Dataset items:
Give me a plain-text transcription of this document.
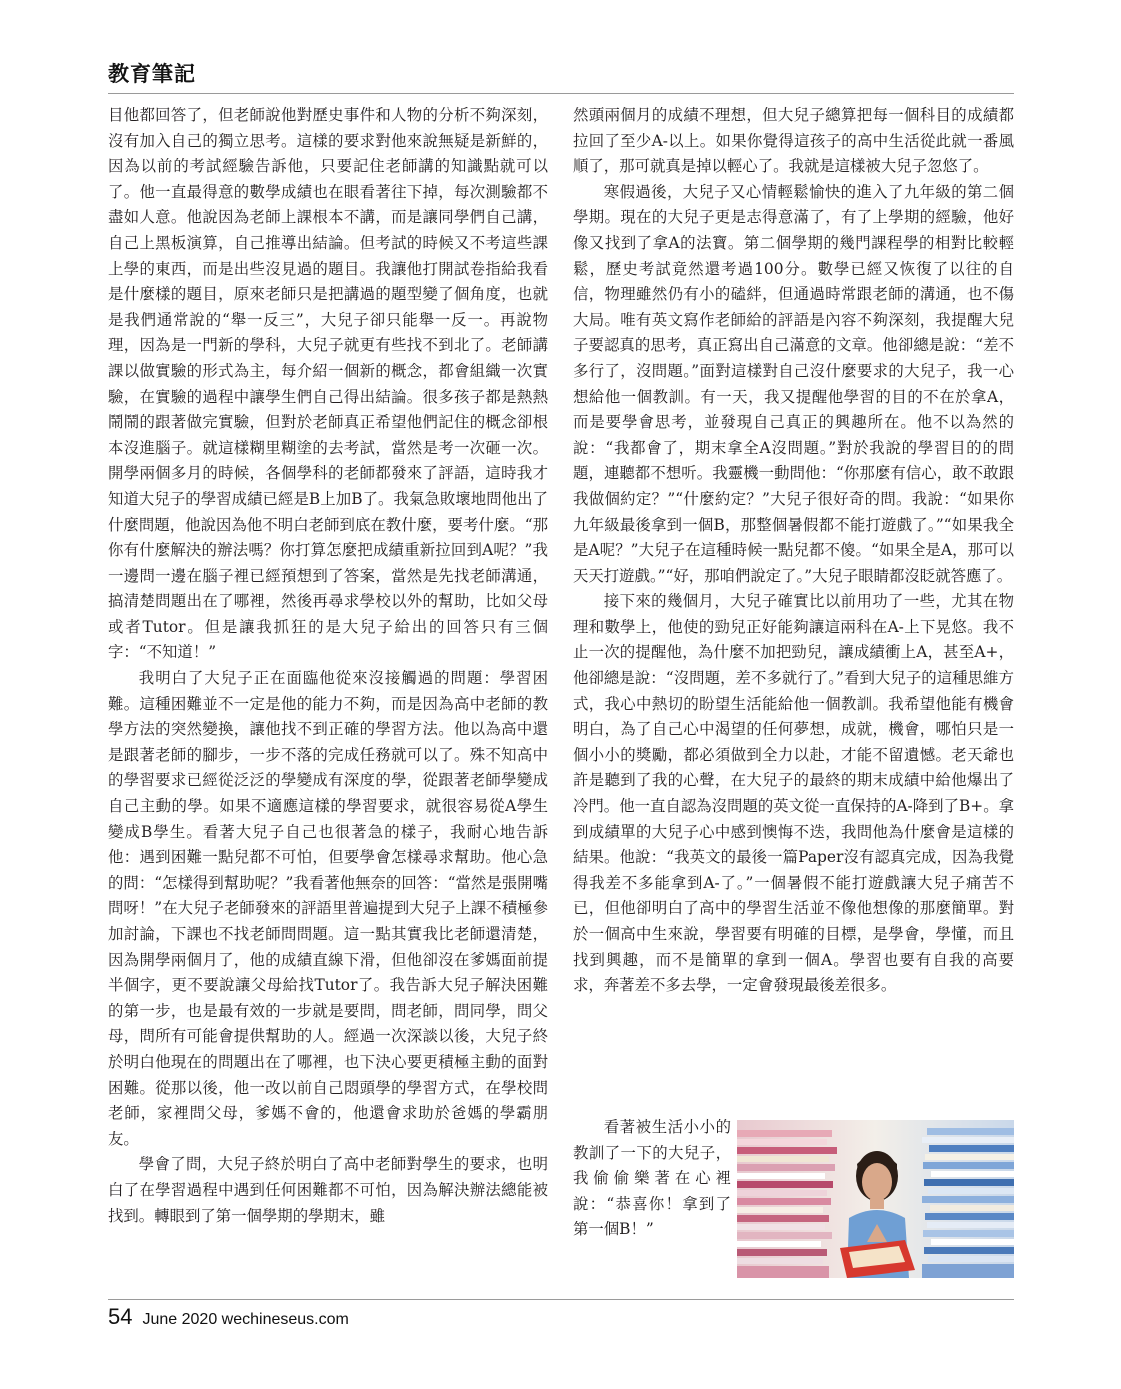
教育筆記

目他都回答了，但老師說他對歷史事件和人物的分析不夠深刻，沒有加入自己的獨立思考。這樣的要求對他來說無疑是新鮮的，因為以前的考試經驗告訴他，只要記住老師講的知識點就可以了。他一直最得意的數學成績也在眼看著往下掉，每次測驗都不盡如人意。他說因為老師上課根本不講，而是讓同學們自己講，自己上黑板演算，自己推導出結論。但考試的時候又不考這些課上學的東西，而是出些沒見過的題目。我讓他打開試卷指給我看是什麼樣的題目，原來老師只是把講過的題型變了個角度，也就是我們通常說的“舉一反三”，大兒子卻只能舉一反一。再說物理，因為是一門新的學科，大兒子就更有些找不到北了。老師講課以做實驗的形式為主，每介紹一個新的概念，都會組織一次實驗，在實驗的過程中讓學生們自己得出結論。很多孩子都是熱熱鬧鬧的跟著做完實驗，但對於老師真正希望他們記住的概念卻根本沒進腦子。就這樣糊里糊塗的去考試，當然是考一次砸一次。開學兩個多月的時候，各個學科的老師都發來了評語，這時我才知道大兒子的學習成績已經是B上加B了。我氣急敗壞地問他出了什麼問題，他說因為他不明白老師到底在教什麼，要考什麼。“那你有什麼解決的辦法嗎？你打算怎麼把成績重新拉回到A呢？”我一邊問一邊在腦子裡已經預想到了答案，當然是先找老師溝通，搞清楚問題出在了哪裡，然後再尋求學校以外的幫助，比如父母或者Tutor。但是讓我抓狂的是大兒子給出的回答只有三個字：“不知道！”

我明白了大兒子正在面臨他從來沒接觸過的問題：學習困難。這種困難並不一定是他的能力不夠，而是因為高中老師的教學方法的突然變換，讓他找不到正確的學習方法。他以為高中還是跟著老師的腳步，一步不落的完成任務就可以了。殊不知高中的學習要求已經從泛泛的學變成有深度的學，從跟著老師學變成自己主動的學。如果不適應這樣的學習要求，就很容易從A學生變成B學生。看著大兒子自己也很著急的樣子，我耐心地告訴他：遇到困難一點兒都不可怕，但要學會怎樣尋求幫助。他心急的問：“怎樣得到幫助呢？”我看著他無奈的回答：“當然是張開嘴問呀！”在大兒子老師發來的評語里普遍提到大兒子上課不積極參加討論，下課也不找老師問問題。這一點其實我比老師還清楚，因為開學兩個月了，他的成績直線下滑，但他卻沒在爹媽面前提半個字，更不要說讓父母給找Tutor了。我告訴大兒子解決困難的第一步，也是最有效的一步就是要問，問老師，問同學，問父母，問所有可能會提供幫助的人。經過一次深談以後，大兒子終於明白他現在的問題出在了哪裡，也下決心要更積極主動的面對困難。從那以後，他一改以前自己悶頭學的學習方式，在學校問老師，家裡問父母，爹媽不會的，他還會求助於爸媽的學霸朋友。

學會了問，大兒子終於明白了高中老師對學生的要求，也明白了在學習過程中遇到任何困難都不可怕，因為解決辦法總能被找到。轉眼到了第一個學期的學期末，雖

然頭兩個月的成績不理想，但大兒子總算把每一個科目的成績都拉回了至少A-以上。如果你覺得這孩子的高中生活從此就一番風順了，那可就真是掉以輕心了。我就是這樣被大兒子忽悠了。

寒假過後，大兒子又心情輕鬆愉快的進入了九年級的第二個學期。現在的大兒子更是志得意滿了，有了上學期的經驗，他好像又找到了拿A的法寶。第二個學期的幾門課程學的相對比較輕鬆，歷史考試竟然還考過100分。數學已經又恢復了以往的自信，物理雖然仍有小的磕絆，但通過時常跟老師的溝通，也不傷大局。唯有英文寫作老師給的評語是內容不夠深刻，我提醒大兒子要認真的思考，真正寫出自己滿意的文章。他卻總是說：“差不多行了，沒問題。”面對這樣對自己沒什麼要求的大兒子，我一心想給他一個教訓。有一天，我又提醒他學習的目的不在於拿A，而是要學會思考，並發現自己真正的興趣所在。他不以為然的說：“我都會了，期末拿全A沒問題。”對於我說的學習目的的問題，連聽都不想听。我靈機一動問他：“你那麼有信心，敢不敢跟我做個約定？”“什麼約定？”大兒子很好奇的問。我說：“如果你九年級最後拿到一個B，那整個暑假都不能打遊戲了。”“如果我全是A呢？”大兒子在這種時候一點兒都不傻。“如果全是A，那可以天天打遊戲。”“好，那咱們說定了。”大兒子眼睛都沒眨就答應了。

接下來的幾個月，大兒子確實比以前用功了一些，尤其在物理和數學上，他使的勁兒正好能夠讓這兩科在A-上下晃悠。我不止一次的提醒他，為什麼不加把勁兒，讓成績衝上A，甚至A+，他卻總是說：“沒問題，差不多就行了。”看到大兒子的這種思維方式，我心中熱切的盼望生活能給他一個教訓。我希望他能有機會明白，為了自己心中渴望的任何夢想，成就，機會，哪怕只是一個小小的獎勵，都必須做到全力以赴，才能不留遺憾。老天爺也許是聽到了我的心聲，在大兒子的最終的期末成績中給他爆出了冷門。他一直自認為沒問題的英文從一直保持的A-降到了B+。拿到成績單的大兒子心中感到懊悔不迭，我問他為什麼會是這樣的結果。他說：“我英文的最後一篇Paper沒有認真完成，因為我覺得我差不多能拿到A-了。”一個暑假不能打遊戲讓大兒子痛苦不已，但他卻明白了高中的學習生活並不像他想像的那麼簡單。對於一個高中生來說，學習要有明確的目標，是學會，學懂，而且找到興趣，而不是簡單的拿到一個A。學習也要有自我的高要求，奔著差不多去學，一定會發現最後差很多。

看著被生活小小的教訓了一下的大兒子，我偷偷樂著在心裡說：“恭喜你！拿到了第一個B！”

54 June 2020 wechineseus.com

## Work required
Nothing in the entries should change as you copy them, except that the pictures are left out.

## Complete output
Give me a plain-text transcription of this document.
教育筆記

目他都回答了，但老師說他對歷史事件和人物的分析不夠深刻，沒有加入自己的獨立思考。這樣的要求對他來說無疑是新鮮的，因為以前的考試經驗告訴他，只要記住老師講的知識點就可以了。他一直最得意的數學成績也在眼看著往下掉，每次測驗都不盡如人意。他說因為老師上課根本不講，而是讓同學們自己講，自己上黑板演算，自己推導出結論。但考試的時候又不考這些課上學的東西，而是出些沒見過的題目。我讓他打開試卷指給我看是什麼樣的題目，原來老師只是把講過的題型變了個角度，也就是我們通常說的“舉一反三”，大兒子卻只能舉一反一。再說物理，因為是一門新的學科，大兒子就更有些找不到北了。老師講課以做實驗的形式為主，每介紹一個新的概念，都會組織一次實驗，在實驗的過程中讓學生們自己得出結論。很多孩子都是熱熱鬧鬧的跟著做完實驗，但對於老師真正希望他們記住的概念卻根本沒進腦子。就這樣糊里糊塗的去考試，當然是考一次砸一次。開學兩個多月的時候，各個學科的老師都發來了評語，這時我才知道大兒子的學習成績已經是B上加B了。我氣急敗壞地問他出了什麼問題，他說因為他不明白老師到底在教什麼，要考什麼。“那你有什麼解決的辦法嗎？你打算怎麼把成績重新拉回到A呢？”我一邊問一邊在腦子裡已經預想到了答案，當然是先找老師溝通，搞清楚問題出在了哪裡，然後再尋求學校以外的幫助，比如父母或者Tutor。但是讓我抓狂的是大兒子給出的回答只有三個字：“不知道！”

我明白了大兒子正在面臨他從來沒接觸過的問題：學習困難。這種困難並不一定是他的能力不夠，而是因為高中老師的教學方法的突然變換，讓他找不到正確的學習方法。他以為高中還是跟著老師的腳步，一步不落的完成任務就可以了。殊不知高中的學習要求已經從泛泛的學變成有深度的學，從跟著老師學變成自己主動的學。如果不適應這樣的學習要求，就很容易從A學生變成B學生。看著大兒子自己也很著急的樣子，我耐心地告訴他：遇到困難一點兒都不可怕，但要學會怎樣尋求幫助。他心急的問：“怎樣得到幫助呢？”我看著他無奈的回答：“當然是張開嘴問呀！”在大兒子老師發來的評語里普遍提到大兒子上課不積極參加討論，下課也不找老師問問題。這一點其實我比老師還清楚，因為開學兩個月了，他的成績直線下滑，但他卻沒在爹媽面前提半個字，更不要說讓父母給找Tutor了。我告訴大兒子解決困難的第一步，也是最有效的一步就是要問，問老師，問同學，問父母，問所有可能會提供幫助的人。經過一次深談以後，大兒子終於明白他現在的問題出在了哪裡，也下決心要更積極主動的面對困難。從那以後，他一改以前自己悶頭學的學習方式，在學校問老師，家裡問父母，爹媽不會的，他還會求助於爸媽的學霸朋友。

學會了問，大兒子終於明白了高中老師對學生的要求，也明白了在學習過程中遇到任何困難都不可怕，因為解決辦法總能被找到。轉眼到了第一個學期的學期末，雖

然頭兩個月的成績不理想，但大兒子總算把每一個科目的成績都拉回了至少A-以上。如果你覺得這孩子的高中生活從此就一番風順了，那可就真是掉以輕心了。我就是這樣被大兒子忽悠了。

寒假過後，大兒子又心情輕鬆愉快的進入了九年級的第二個學期。現在的大兒子更是志得意滿了，有了上學期的經驗，他好像又找到了拿A的法寶。第二個學期的幾門課程學的相對比較輕鬆，歷史考試竟然還考過100分。數學已經又恢復了以往的自信，物理雖然仍有小的磕絆，但通過時常跟老師的溝通，也不傷大局。唯有英文寫作老師給的評語是內容不夠深刻，我提醒大兒子要認真的思考，真正寫出自己滿意的文章。他卻總是說：“差不多行了，沒問題。”面對這樣對自己沒什麼要求的大兒子，我一心想給他一個教訓。有一天，我又提醒他學習的目的不在於拿A，而是要學會思考，並發現自己真正的興趣所在。他不以為然的說：“我都會了，期末拿全A沒問題。”對於我說的學習目的的問題，連聽都不想听。我靈機一動問他：“你那麼有信心，敢不敢跟我做個約定？”“什麼約定？”大兒子很好奇的問。我說：“如果你九年級最後拿到一個B，那整個暑假都不能打遊戲了。”“如果我全是A呢？”大兒子在這種時候一點兒都不傻。“如果全是A，那可以天天打遊戲。”“好，那咱們說定了。”大兒子眼睛都沒眨就答應了。

接下來的幾個月，大兒子確實比以前用功了一些，尤其在物理和數學上，他使的勁兒正好能夠讓這兩科在A-上下晃悠。我不止一次的提醒他，為什麼不加把勁兒，讓成績衝上A，甚至A+，他卻總是說：“沒問題，差不多就行了。”看到大兒子的這種思維方式，我心中熱切的盼望生活能給他一個教訓。我希望他能有機會明白，為了自己心中渴望的任何夢想，成就，機會，哪怕只是一個小小的獎勵，都必須做到全力以赴，才能不留遺憾。老天爺也許是聽到了我的心聲，在大兒子的最終的期末成績中給他爆出了冷門。他一直自認為沒問題的英文從一直保持的A-降到了B+。拿到成績單的大兒子心中感到懊悔不迭，我問他為什麼會是這樣的結果。他說：“我英文的最後一篇Paper沒有認真完成，因為我覺得我差不多能拿到A-了。”一個暑假不能打遊戲讓大兒子痛苦不已，但他卻明白了高中的學習生活並不像他想像的那麼簡單。對於一個高中生來說，學習要有明確的目標，是學會，學懂，而且找到興趣，而不是簡單的拿到一個A。學習也要有自我的高要求，奔著差不多去學，一定會發現最後差很多。

看著被生活小小的教訓了一下的大兒子，我偷偷樂著在心裡說：“恭喜你！拿到了第一個B！”

54 June 2020 wechineseus.com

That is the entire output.